• [Written request] Please print every line of the listing below word for word, leaving out the pictures.

[Layout records]

______________________________

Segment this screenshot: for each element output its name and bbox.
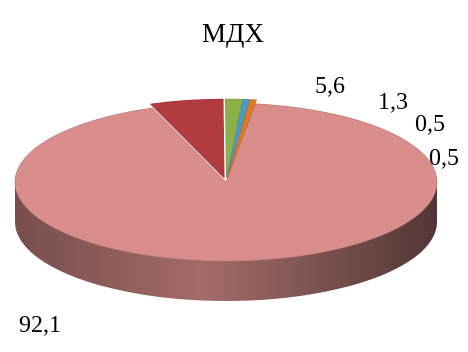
data-label-5: 0,5 — [429, 145, 459, 171]
pie-slice-tops — [14, 98, 438, 262]
pie-slice-5 — [226, 99, 258, 179]
data-label-3: 1,3 — [378, 89, 408, 115]
pie-slice-1 — [14, 103, 438, 262]
data-label-4: 0,5 — [415, 111, 445, 137]
pie-slice-3 — [225, 98, 243, 179]
pie-slice-4 — [226, 98, 251, 179]
pie-slice-side-1 — [15, 182, 437, 301]
data-label-1: 92,1 — [19, 312, 61, 338]
pie-slice-2 — [149, 98, 225, 179]
chart-title: МДХ — [202, 18, 264, 48]
data-label-2: 5,6 — [315, 73, 345, 99]
pie-side-walls — [15, 182, 437, 301]
data-labels: 92,1 5,6 1,3 0,5 0,5 — [19, 73, 459, 338]
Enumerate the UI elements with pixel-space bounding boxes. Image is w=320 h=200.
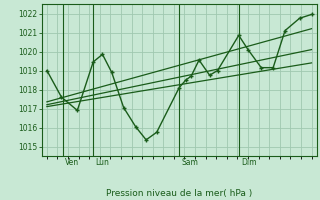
Text: Pression niveau de la mer( hPa ): Pression niveau de la mer( hPa ) [106, 189, 252, 198]
Text: Dim: Dim [241, 158, 256, 167]
Text: Lun: Lun [95, 158, 109, 167]
Text: Sam: Sam [181, 158, 198, 167]
Text: Ven: Ven [65, 158, 79, 167]
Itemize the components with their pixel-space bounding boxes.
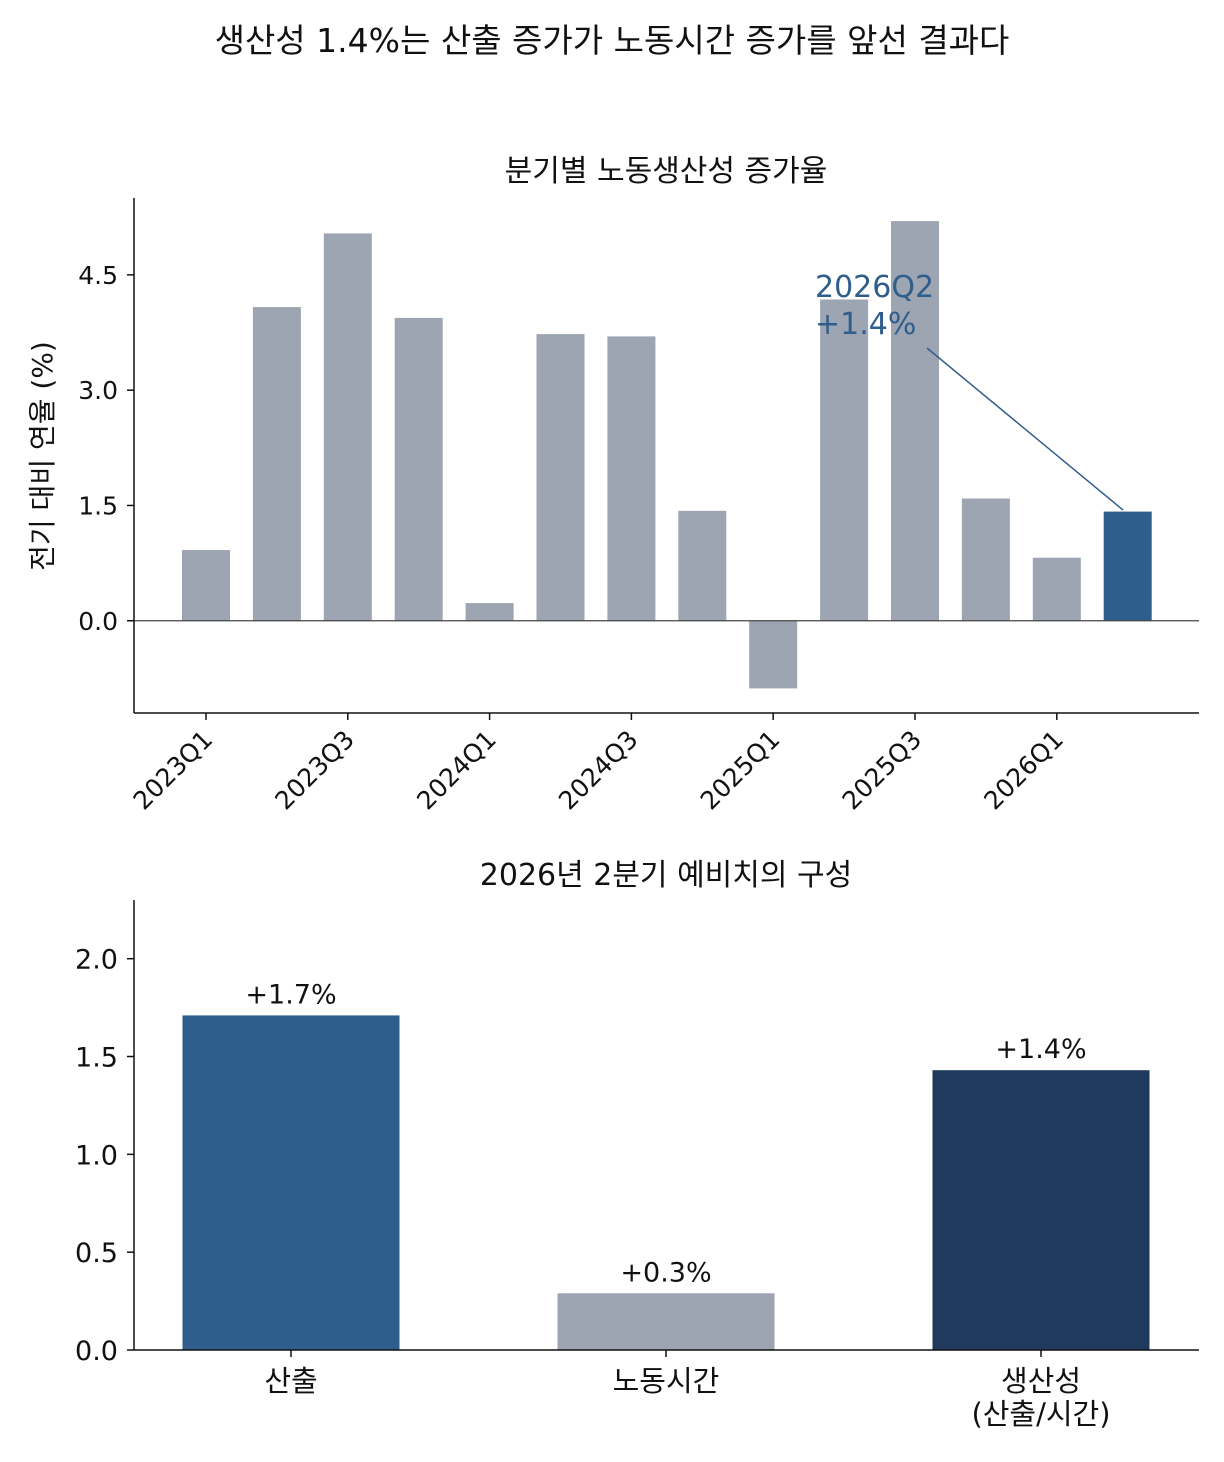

______________________________

• [Result of the task]
Segment this screenshot: for each element output its name and bbox.
data-label-5: 0,5 — [429, 145, 459, 171]
pie-slice-tops — [14, 98, 438, 262]
pie-slice-5 — [226, 99, 258, 179]
data-label-3: 1,3 — [378, 89, 408, 115]
pie-slice-1 — [14, 103, 438, 262]
data-label-4: 0,5 — [415, 111, 445, 137]
pie-slice-3 — [225, 98, 243, 179]
pie-slice-4 — [226, 98, 251, 179]
pie-slice-side-1 — [15, 182, 437, 301]
data-label-1: 92,1 — [19, 312, 61, 338]
pie-slice-2 — [149, 98, 225, 179]
chart-title: МДХ — [202, 18, 264, 48]
data-label-2: 5,6 — [315, 73, 345, 99]
pie-side-walls — [15, 182, 437, 301]
data-labels: 92,1 5,6 1,3 0,5 0,5 — [19, 73, 459, 338]
Enumerate the UI elements with pixel-space bounding boxes. Image is w=320 h=200.
Text: Pression niveau de la mer( hPa ): Pression niveau de la mer( hPa ) [106, 189, 252, 198]
Text: Dim: Dim [241, 158, 256, 167]
Text: Lun: Lun [95, 158, 109, 167]
Text: Sam: Sam [181, 158, 198, 167]
Text: Ven: Ven [65, 158, 79, 167]
Itemize the components with their pixel-space bounding boxes.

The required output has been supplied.